## Work required
Word for word, restate the data that follows, omitting the images.

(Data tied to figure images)

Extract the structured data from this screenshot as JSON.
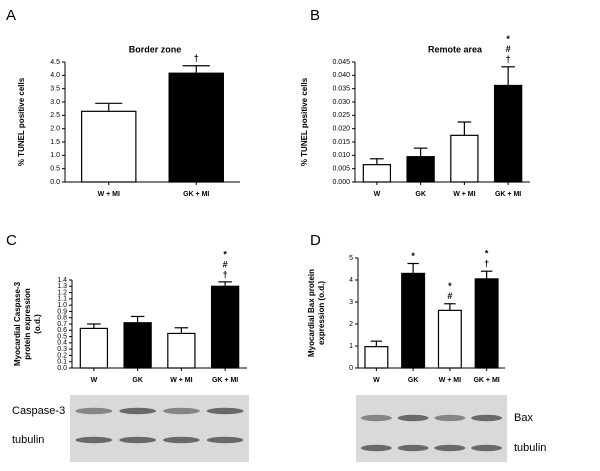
{
  "chart_data": [
    {
      "type": "bar",
      "panel": "A",
      "title": "Border zone",
      "y_label": [
        "% TUNEL positive cells"
      ],
      "categories": [
        "W + MI",
        "GK + MI"
      ],
      "values": [
        2.65,
        4.08
      ],
      "errors": [
        0.3,
        0.28
      ],
      "colors": [
        "#ffffff",
        "#000000"
      ],
      "annotations": [
        [],
        [
          "†"
        ]
      ],
      "ylim": [
        0,
        4.5
      ],
      "yticks": [
        {
          "value": 0,
          "label": "0.0"
        },
        0.5,
        {
          "value": 1,
          "label": "1.0"
        },
        1.5,
        {
          "value": 2,
          "label": "2.0"
        },
        2.5,
        {
          "value": 3,
          "label": "3.0"
        },
        3.5,
        {
          "value": 4,
          "label": "4.0"
        },
        4.5
      ]
    },
    {
      "type": "bar",
      "panel": "B",
      "title": "Remote area",
      "y_label": [
        "% TUNEL positive cells"
      ],
      "categories": [
        "W",
        "GK",
        "W + MI",
        "GK + MI"
      ],
      "values": [
        0.0065,
        0.0095,
        0.0175,
        0.0362
      ],
      "errors": [
        0.0022,
        0.0032,
        0.005,
        0.007
      ],
      "colors": [
        "#ffffff",
        "#000000",
        "#ffffff",
        "#000000"
      ],
      "annotations": [
        [],
        [],
        [],
        [
          "*",
          "#",
          "†"
        ]
      ],
      "ylim": [
        0,
        0.045
      ],
      "yticks": [
        {
          "value": 0,
          "label": "0.000"
        },
        0.005,
        {
          "value": 0.01,
          "label": "0.010"
        },
        0.015,
        {
          "value": 0.02,
          "label": "0.020"
        },
        0.025,
        {
          "value": 0.03,
          "label": "0.030"
        },
        0.035,
        {
          "value": 0.04,
          "label": "0.040"
        },
        0.045
      ]
    },
    {
      "type": "bar",
      "panel": "C",
      "y_label": [
        "Myocardial Caspase-3",
        "protein expression",
        "(o.d.)"
      ],
      "categories": [
        "W",
        "GK",
        "W + MI",
        "GK + MI"
      ],
      "values": [
        0.63,
        0.72,
        0.55,
        1.3
      ],
      "errors": [
        0.07,
        0.1,
        0.09,
        0.07
      ],
      "colors": [
        "#ffffff",
        "#000000",
        "#ffffff",
        "#000000"
      ],
      "annotations": [
        [],
        [],
        [],
        [
          "*",
          "#",
          "†"
        ]
      ],
      "blot_labels": [
        "Caspase-3",
        "tubulin"
      ],
      "ylim": [
        0,
        1.4
      ],
      "yticks": [
        {
          "value": 0,
          "label": "0.0"
        },
        0.1,
        0.2,
        0.3,
        0.4,
        0.5,
        0.6,
        0.7,
        0.8,
        0.9,
        {
          "value": 1,
          "label": "1.0"
        },
        1.1,
        1.2,
        1.3,
        1.4
      ]
    },
    {
      "type": "bar",
      "panel": "D",
      "y_label": [
        "Myocardial Bax protein",
        "expression (o.d.)"
      ],
      "categories": [
        "W",
        "GK",
        "W + MI",
        "GK + MI"
      ],
      "values": [
        0.97,
        4.3,
        2.62,
        4.05
      ],
      "errors": [
        0.25,
        0.45,
        0.3,
        0.35
      ],
      "colors": [
        "#ffffff",
        "#000000",
        "#ffffff",
        "#000000"
      ],
      "annotations": [
        [],
        [
          "*"
        ],
        [
          "*",
          "#"
        ],
        [
          "*",
          "†"
        ]
      ],
      "blot_labels": [
        "Bax",
        "tubulin"
      ],
      "ylim": [
        0,
        5
      ],
      "yticks": [
        0,
        1,
        2,
        3,
        4,
        5
      ]
    }
  ]
}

## Answer space
Extract the structured data from this screenshot as JSON.
{
  "chart_data": [
    {
      "type": "bar",
      "panel": "A",
      "title": "Border zone",
      "y_label": [
        "% TUNEL positive cells"
      ],
      "categories": [
        "W + MI",
        "GK + MI"
      ],
      "values": [
        2.65,
        4.08
      ],
      "errors": [
        0.3,
        0.28
      ],
      "colors": [
        "#ffffff",
        "#000000"
      ],
      "annotations": [
        [],
        [
          "†"
        ]
      ],
      "ylim": [
        0,
        4.5
      ],
      "yticks": [
        {
          "value": 0,
          "label": "0.0"
        },
        0.5,
        {
          "value": 1,
          "label": "1.0"
        },
        1.5,
        {
          "value": 2,
          "label": "2.0"
        },
        2.5,
        {
          "value": 3,
          "label": "3.0"
        },
        3.5,
        {
          "value": 4,
          "label": "4.0"
        },
        4.5
      ]
    },
    {
      "type": "bar",
      "panel": "B",
      "title": "Remote area",
      "y_label": [
        "% TUNEL positive cells"
      ],
      "categories": [
        "W",
        "GK",
        "W + MI",
        "GK + MI"
      ],
      "values": [
        0.0065,
        0.0095,
        0.0175,
        0.0362
      ],
      "errors": [
        0.0022,
        0.0032,
        0.005,
        0.007
      ],
      "colors": [
        "#ffffff",
        "#000000",
        "#ffffff",
        "#000000"
      ],
      "annotations": [
        [],
        [],
        [],
        [
          "*",
          "#",
          "†"
        ]
      ],
      "ylim": [
        0,
        0.045
      ],
      "yticks": [
        {
          "value": 0,
          "label": "0.000"
        },
        0.005,
        {
          "value": 0.01,
          "label": "0.010"
        },
        0.015,
        {
          "value": 0.02,
          "label": "0.020"
        },
        0.025,
        {
          "value": 0.03,
          "label": "0.030"
        },
        0.035,
        {
          "value": 0.04,
          "label": "0.040"
        },
        0.045
      ]
    },
    {
      "type": "bar",
      "panel": "C",
      "y_label": [
        "Myocardial Caspase-3",
        "protein expression",
        "(o.d.)"
      ],
      "categories": [
        "W",
        "GK",
        "W + MI",
        "GK + MI"
      ],
      "values": [
        0.63,
        0.72,
        0.55,
        1.3
      ],
      "errors": [
        0.07,
        0.1,
        0.09,
        0.07
      ],
      "colors": [
        "#ffffff",
        "#000000",
        "#ffffff",
        "#000000"
      ],
      "annotations": [
        [],
        [],
        [],
        [
          "*",
          "#",
          "†"
        ]
      ],
      "blot_labels": [
        "Caspase-3",
        "tubulin"
      ],
      "ylim": [
        0,
        1.4
      ],
      "yticks": [
        {
          "value": 0,
          "label": "0.0"
        },
        0.1,
        0.2,
        0.3,
        0.4,
        0.5,
        0.6,
        0.7,
        0.8,
        0.9,
        {
          "value": 1,
          "label": "1.0"
        },
        1.1,
        1.2,
        1.3,
        1.4
      ]
    },
    {
      "type": "bar",
      "panel": "D",
      "y_label": [
        "Myocardial Bax protein",
        "expression (o.d.)"
      ],
      "categories": [
        "W",
        "GK",
        "W + MI",
        "GK + MI"
      ],
      "values": [
        0.97,
        4.3,
        2.62,
        4.05
      ],
      "errors": [
        0.25,
        0.45,
        0.3,
        0.35
      ],
      "colors": [
        "#ffffff",
        "#000000",
        "#ffffff",
        "#000000"
      ],
      "annotations": [
        [],
        [
          "*"
        ],
        [
          "*",
          "#"
        ],
        [
          "*",
          "†"
        ]
      ],
      "blot_labels": [
        "Bax",
        "tubulin"
      ],
      "ylim": [
        0,
        5
      ],
      "yticks": [
        0,
        1,
        2,
        3,
        4,
        5
      ]
    }
  ]
}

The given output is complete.